» Study text
- Opening Delimiter -
Changes in the ground rules of the securities business have heightened old-line bankers’ unease. In 1999, Congress did away with the Glass-Steagall Act, which for 60 years had barred commercial banks from investment banking. Citi and J.P. Morgan soon muscled their way into deal making by flexing their balance sheets. Today the pair rank third and fourth, respectively, behind Goldman and Morgan Stanley as recipients of M&A advisory fees, according to Dealogic.
So-called universal banks such as Citi and J.P. Morgan exploit their lending relationships to win M&A advisory mandates. And like Goldman and Morgan Stanley, they often bundle the advice with capital markets services. Naturally, this makes the brawn of their balance sheets almost as important as the brains of their bankers in the competition for deals. Boutiques, of course, have no such leverage. One example: Mittal Steel Co., a longtime client of Perella’s, has engaged a collection of universal banks -- Credit Suisse, Citi, HSBC and Société Générale -- and Goldman as advisers on its hostile bid for Luxembourg-based rival Arcelor.
Another grievance aired by merger bankers is that the biggest investment banks, having gone public in recent decades, must contend with revenue and earnings targets. That can create pressure to bring in more advisory fees, even if it means counseling clients to do questionable deals.
Starting or joining boutiques can be the best therapy. Most independent advisory shops remain private partnerships. Some, though, such as Greenhill and Lazard -- now headed by Perella’s old partner, Wasserstein -- have gone public recently and now must also confront the challenge of meeting Wall Street expectations. The private boutiques largely don’t engage in proprietary trading or capital markets activities, and their shorter client rosters pose fewer conflicts. Bankers say they feel free to give clients the best advice, including to not do a deal.
But the benefits are more than just psychic. Boutiques can be much more remunerative for top bankers than big banks. For a start, bankers have a more direct claim on the profits they earn for the firm. And there’s always the chance of becoming fabulously wealthy if the firm goes public or is sold.
Greenhill, following its $87.5 million IPO in May 2004, currently has a market capitalization of $1.6 billion. Several of the firm’s partners, including its U.S. president Bok, have stakes in excess of $100 million. Greenhill himself owns 6 million shares valued at a whopping $387 million. Perella, meanwhile, expects his new firm to generate $120 million in investment banking fees in its first year and $254 million in year five. Perella’s sizable share of that should keep the Ferrari collector in Testarossas for a while.
“If the deal flow is there, an investment banker at a boutique is in a far better position,” says recruiter Gerson. “Without the overhead associated with distribution, sales, trading and capital markets, the margins are very, very high.”
Corporate clients are drawn to boutiques for many of the same reasons that bankers are. Some prefer to deal with firms that concentrate on advisory work. That’s particularly true for heads of smaller public companies, which don’t generate the lavish fees that command the full attention of giant firms. CEOs may also favor boutiques because they’re wary of the mounting potential for conflicts of interest at the big investment banks as they grow in size and scope, pushing into more and more once-fringe areas.
- Closing Delimiter -
(Items from a dataset)
- Opening Delimiter -
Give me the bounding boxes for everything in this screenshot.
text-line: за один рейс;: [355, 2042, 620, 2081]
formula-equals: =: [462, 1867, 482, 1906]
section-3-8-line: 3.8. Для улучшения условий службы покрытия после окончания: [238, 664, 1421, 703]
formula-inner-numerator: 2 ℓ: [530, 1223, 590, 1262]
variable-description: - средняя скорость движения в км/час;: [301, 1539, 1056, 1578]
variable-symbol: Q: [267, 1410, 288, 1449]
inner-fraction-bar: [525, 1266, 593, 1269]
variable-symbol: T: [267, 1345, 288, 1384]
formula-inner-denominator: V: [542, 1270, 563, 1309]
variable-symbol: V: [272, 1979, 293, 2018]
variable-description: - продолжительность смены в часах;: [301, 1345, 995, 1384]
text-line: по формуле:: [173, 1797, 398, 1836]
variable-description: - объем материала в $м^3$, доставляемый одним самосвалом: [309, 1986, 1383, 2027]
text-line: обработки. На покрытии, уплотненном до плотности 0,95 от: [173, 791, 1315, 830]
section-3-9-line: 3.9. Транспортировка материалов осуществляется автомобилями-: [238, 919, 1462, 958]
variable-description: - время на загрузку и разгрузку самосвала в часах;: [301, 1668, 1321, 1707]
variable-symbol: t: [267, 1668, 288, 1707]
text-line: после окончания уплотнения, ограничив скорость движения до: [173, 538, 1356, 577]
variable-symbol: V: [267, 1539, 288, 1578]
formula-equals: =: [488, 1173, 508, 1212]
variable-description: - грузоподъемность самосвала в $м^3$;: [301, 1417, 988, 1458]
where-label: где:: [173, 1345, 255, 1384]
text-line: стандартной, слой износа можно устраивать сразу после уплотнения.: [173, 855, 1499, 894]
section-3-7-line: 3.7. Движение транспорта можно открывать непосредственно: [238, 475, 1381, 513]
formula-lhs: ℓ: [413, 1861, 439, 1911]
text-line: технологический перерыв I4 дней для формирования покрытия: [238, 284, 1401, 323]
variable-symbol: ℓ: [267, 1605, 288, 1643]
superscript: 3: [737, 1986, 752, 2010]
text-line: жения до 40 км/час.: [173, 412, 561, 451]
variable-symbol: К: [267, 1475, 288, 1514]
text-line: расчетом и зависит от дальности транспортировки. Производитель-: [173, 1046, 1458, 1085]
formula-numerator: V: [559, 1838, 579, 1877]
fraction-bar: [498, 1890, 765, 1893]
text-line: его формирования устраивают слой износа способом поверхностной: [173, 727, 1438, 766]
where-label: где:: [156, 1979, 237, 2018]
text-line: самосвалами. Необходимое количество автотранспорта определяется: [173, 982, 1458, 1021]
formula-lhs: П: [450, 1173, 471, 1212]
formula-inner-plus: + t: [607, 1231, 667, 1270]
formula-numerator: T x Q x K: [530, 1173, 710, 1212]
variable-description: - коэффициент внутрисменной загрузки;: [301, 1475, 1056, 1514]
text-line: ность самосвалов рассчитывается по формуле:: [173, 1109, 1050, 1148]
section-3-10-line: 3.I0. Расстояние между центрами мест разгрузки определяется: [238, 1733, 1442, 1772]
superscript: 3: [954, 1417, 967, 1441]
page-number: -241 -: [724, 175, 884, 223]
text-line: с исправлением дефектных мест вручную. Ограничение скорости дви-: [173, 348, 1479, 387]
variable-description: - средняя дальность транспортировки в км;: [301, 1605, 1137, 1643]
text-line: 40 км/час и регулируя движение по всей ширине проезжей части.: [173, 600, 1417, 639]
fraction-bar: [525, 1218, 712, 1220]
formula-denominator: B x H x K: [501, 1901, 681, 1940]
- Closing Delimiter -
» Problem to work on
Continue the passage on boutique investment banks from its final sentence, keeping its formal register.

» Result of the task
Goldman became a focal point for such concern last year when it advised the New York Stock Exchange on its acquisition of Archipelago Holdings -- while simultaneously counseling Archipelago on the deal. Goldman had plenty at stake on all sides: It owned 15 percent of Archipelago as well as 21 of the NYSE’s 1,366 seats. Moreover, NYSE CEO John Thain used to be Goldman’s co-president and helped to oversee the firm’s investment in Archipelago. Goldman has publicly dismissed talk of a conflict, saying that both clients were happy with the deal. But it did bring in Greenhill to provide an independent fairness opinion on the transaction. The NYSE also hired Citi for a second opinion on the deal before moving forward with it.
The potential for conflicts is especially high in leveraged buyouts. Private equity firms like Blackstone Group and Kohlberg Kravis Roberts & Co. have become huge fee generators for investment banks, paying a total of $1.9 billion to the Street for advisory and financing services last year, according to Dealogic. This year private equity firms have a war chest of $150 billion, says J.P. Morgan, and thanks to the debt markets, that sum could be leveraged to underwrite more than half a trillion dollars in buyouts.
The influence of buyout firms raises questions about whether banks can fairly advise corporations that compete with LBO firms for deals. “If you are the corporate client and know the person sitting across the table pays a bank $100 million in fees, you ask, ‘How does the bank get tough with that customer?’” says Gerald Rosenfeld, CEO of advisory firm Rothschild North America.
The inconvenient fact that many investment banks have their own private equity divisions may also give corporate clients pause. When J.P. Morgan ran the auction of Dunkin’ Brands for Paris-based Pernod Ricard last year, the bank’s buyout unit, JP Morgan Partners, was among the bidders. Ultimately, it bowed out of the bidding, and it is in the process of being split off from the bank, which will still retain a smaller private equity business inherited from its acquisition in 2004 of Bank One.
But other leading M&A shops, including Goldman, run big private equity operations that can compete with clients. Morgan Stanley chief Mack has vowed to ramp up the firm’s LBO business. Officials at both firms point out that some boutiques engage in private equity investing. That’s true: A few, such as Evercore and Greenhill, have merchant bank units of their own. But these firms tend to focus on big advisory clients while investing as principals in smaller deals, thus minimizing the potential conflict. Most boutiques don’t invest as principals or offer financing and thus can hold themselves out as independent, unbiased advisers.
Not surprisingly, the Sarbanes-Oxley Act has been a boon to boutiques, because it impels CEOs and directors to solicit just the sort of untainted advice they purport to provide. This rectitude can lead to unusual mandates. Health insurer WellPoint’s $6.5 billion acquisition of rival WellChoice closed in December. But before the deal could take place, the New York Public Asset Fund, which owned 62 percent of WellChoice, sought advice on the merits of the merger -- and stipulated that it would only consider firms that pledged not to underwrite securities or loans for the merged entity for two years.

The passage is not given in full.